• _DATA LISTING_:
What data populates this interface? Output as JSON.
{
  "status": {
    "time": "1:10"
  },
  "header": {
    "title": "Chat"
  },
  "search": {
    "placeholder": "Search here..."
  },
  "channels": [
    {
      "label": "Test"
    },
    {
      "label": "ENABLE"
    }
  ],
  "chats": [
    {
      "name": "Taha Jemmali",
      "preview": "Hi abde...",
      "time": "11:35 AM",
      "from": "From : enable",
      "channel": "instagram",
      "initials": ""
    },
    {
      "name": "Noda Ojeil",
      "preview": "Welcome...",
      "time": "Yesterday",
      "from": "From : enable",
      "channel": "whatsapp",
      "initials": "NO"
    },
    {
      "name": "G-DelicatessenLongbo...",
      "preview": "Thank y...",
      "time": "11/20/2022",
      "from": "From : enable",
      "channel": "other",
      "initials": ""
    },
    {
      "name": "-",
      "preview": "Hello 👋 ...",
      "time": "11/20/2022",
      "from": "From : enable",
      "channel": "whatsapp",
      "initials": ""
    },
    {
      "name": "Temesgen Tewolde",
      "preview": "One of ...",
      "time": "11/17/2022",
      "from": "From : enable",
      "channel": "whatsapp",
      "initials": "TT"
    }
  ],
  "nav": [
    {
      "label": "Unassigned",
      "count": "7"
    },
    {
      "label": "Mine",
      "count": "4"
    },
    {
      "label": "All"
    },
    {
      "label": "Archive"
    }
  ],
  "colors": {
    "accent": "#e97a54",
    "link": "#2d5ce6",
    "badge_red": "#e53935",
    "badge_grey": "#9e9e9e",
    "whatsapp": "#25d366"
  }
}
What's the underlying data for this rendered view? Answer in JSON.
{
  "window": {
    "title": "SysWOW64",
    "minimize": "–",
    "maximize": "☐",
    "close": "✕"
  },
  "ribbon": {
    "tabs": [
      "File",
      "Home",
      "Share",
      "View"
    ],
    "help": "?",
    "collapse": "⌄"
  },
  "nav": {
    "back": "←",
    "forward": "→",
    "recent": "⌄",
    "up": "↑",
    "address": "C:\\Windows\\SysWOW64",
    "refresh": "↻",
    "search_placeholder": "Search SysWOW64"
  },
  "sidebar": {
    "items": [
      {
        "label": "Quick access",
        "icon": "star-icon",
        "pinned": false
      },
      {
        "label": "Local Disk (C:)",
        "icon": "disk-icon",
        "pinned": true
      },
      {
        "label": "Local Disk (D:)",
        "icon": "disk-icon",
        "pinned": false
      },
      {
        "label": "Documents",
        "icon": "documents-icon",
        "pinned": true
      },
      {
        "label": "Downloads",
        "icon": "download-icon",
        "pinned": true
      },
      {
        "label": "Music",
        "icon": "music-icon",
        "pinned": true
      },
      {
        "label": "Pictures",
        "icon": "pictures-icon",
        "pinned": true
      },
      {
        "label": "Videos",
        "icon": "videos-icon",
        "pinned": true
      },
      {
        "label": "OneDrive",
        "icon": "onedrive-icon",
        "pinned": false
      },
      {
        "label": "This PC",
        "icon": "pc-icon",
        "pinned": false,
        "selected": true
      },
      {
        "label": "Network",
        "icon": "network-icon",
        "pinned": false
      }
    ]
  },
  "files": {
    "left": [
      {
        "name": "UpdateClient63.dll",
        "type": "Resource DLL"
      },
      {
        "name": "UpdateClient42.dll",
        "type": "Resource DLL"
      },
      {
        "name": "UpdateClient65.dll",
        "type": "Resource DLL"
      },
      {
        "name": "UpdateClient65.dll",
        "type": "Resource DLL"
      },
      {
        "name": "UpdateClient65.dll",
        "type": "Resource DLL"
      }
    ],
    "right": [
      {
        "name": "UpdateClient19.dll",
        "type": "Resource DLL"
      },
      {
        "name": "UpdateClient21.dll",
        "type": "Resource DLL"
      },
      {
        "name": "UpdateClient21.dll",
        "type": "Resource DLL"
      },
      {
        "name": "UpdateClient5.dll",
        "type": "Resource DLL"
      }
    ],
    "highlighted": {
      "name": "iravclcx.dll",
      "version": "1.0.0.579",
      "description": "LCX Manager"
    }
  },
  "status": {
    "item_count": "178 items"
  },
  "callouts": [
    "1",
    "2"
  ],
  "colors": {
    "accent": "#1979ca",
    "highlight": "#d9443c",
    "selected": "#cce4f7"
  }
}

• _EXERCISE BRIEF_:
Read the entries and pick out all lines that include the word "icon".

• _FINISHED EXERCISE_:
        "icon": "star-icon",
        "icon": "disk-icon",
        "icon": "disk-icon",
        "icon": "documents-icon",
        "icon": "download-icon",
        "icon": "music-icon",
        "icon": "pictures-icon",
        "icon": "videos-icon",
        "icon": "onedrive-icon",
        "icon": "pc-icon",
        "icon": "network-icon",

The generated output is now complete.